**Source text**
┄┄┄┄┄┄┄┄┄┄
A Book in Need of a Book Club: Jill Alexander Essbaum’s Hausfrau

photo 2 (4)I found Jill Alexander Essbaum’s Hausfrau* to be well-written, intriguingly structured, and deeply frustrating.

This last characteristic is a measure of the skill Ms. Essbaum, who is a very well-regarded poet, brings to her characterization of Anna, the eponymous hausfrau.

Anna is an American who’s lived in Switzerland for many years, but who’s never felt at home in her adopted country. Outwardly, her life seems orderly and comfortable. She is married to a handsome and successful banker, has three beautiful children, and lives in a charming suburb of one of the world’s best cities.

Inwardly, Anna is a mess. She has trouble making friends, her husband is emotionally distant, and she doesn’t speak the Swiss variant of German, so she feels constantly isolated, even from herself. It’s difficult for her to understand her own feelings and impulses. To combat her isolation, Anna starts Jungian analysis (one of the best parts of the book, I thought), German classes, and ill-fated affairs.

As I said, Hausfrau is very well written—calibrated to elicit the reader’s undivided attention and inability to look away from Anna’s increasingly disastrous life. The narrative arc covers only a few months in time, but each chapter reaches back to past events and is molded by Anna’s conversations with her analyst, an interesting strategy that I came to admire as I adjusted to it.

Anna is very much alive, but reading about her was exhausting; I often felt overwhelmed by the details of her thoughts and experiences. And this is why I think this book screams for a book club: some readers are going to hate her, others are going to be entranced by the full psychological portrait, and some are going to feel both ways at once (yes, that’s me).

Spoilers ensue. 


 

If I were part of a real-life book club, here are some things I’d want to talk about.
┄┄┄┄┄┄┄┄┄┄
**Material supplied**
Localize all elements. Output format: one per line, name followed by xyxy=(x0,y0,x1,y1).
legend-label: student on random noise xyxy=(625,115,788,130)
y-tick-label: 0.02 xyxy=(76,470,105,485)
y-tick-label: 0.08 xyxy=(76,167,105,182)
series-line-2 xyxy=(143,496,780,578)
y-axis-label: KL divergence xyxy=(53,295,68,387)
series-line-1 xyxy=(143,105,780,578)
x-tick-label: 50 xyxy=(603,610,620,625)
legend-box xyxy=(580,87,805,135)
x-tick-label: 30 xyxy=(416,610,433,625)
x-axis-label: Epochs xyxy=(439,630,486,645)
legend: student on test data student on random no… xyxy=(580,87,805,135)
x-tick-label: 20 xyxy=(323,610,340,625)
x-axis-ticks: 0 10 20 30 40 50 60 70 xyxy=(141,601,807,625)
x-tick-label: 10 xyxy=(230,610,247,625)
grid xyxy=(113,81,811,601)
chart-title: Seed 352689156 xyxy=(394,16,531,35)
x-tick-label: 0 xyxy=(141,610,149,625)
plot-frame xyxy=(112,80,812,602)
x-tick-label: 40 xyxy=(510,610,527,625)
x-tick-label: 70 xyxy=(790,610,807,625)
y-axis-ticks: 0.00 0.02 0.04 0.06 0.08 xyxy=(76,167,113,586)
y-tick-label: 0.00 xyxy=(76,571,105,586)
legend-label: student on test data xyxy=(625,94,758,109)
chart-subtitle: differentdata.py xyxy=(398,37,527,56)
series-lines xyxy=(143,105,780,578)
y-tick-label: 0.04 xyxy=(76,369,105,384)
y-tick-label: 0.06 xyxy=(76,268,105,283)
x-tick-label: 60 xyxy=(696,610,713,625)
┄┄┄┄┄┄┄┄┄┄
**Prompt**
Copy the review of Hausfrau from "As I said, Hausfrau" to "to talk about.", replacing "analyst" with "therapist".

**Reply to the task**
As I said, Hausfrau is very well written—calibrated to elicit the reader’s undivided attention and inability to look away from Anna’s increasingly disastrous life. The narrative arc covers only a few months in time, but each chapter reaches back to past events and is molded by Anna’s conversations with her therapist, an interesting strategy that I came to admire as I adjusted to it.

Anna is very much alive, but reading about her was exhausting; I often felt overwhelmed by the details of her thoughts and experiences. And this is why I think this book screams for a book club: some readers are going to hate her, others are going to be entranced by the full psychological portrait, and some are going to feel both ways at once (yes, that’s me).

Spoilers ensue. 


 

If I were part of a real-life book club, here are some things I’d want to talk about.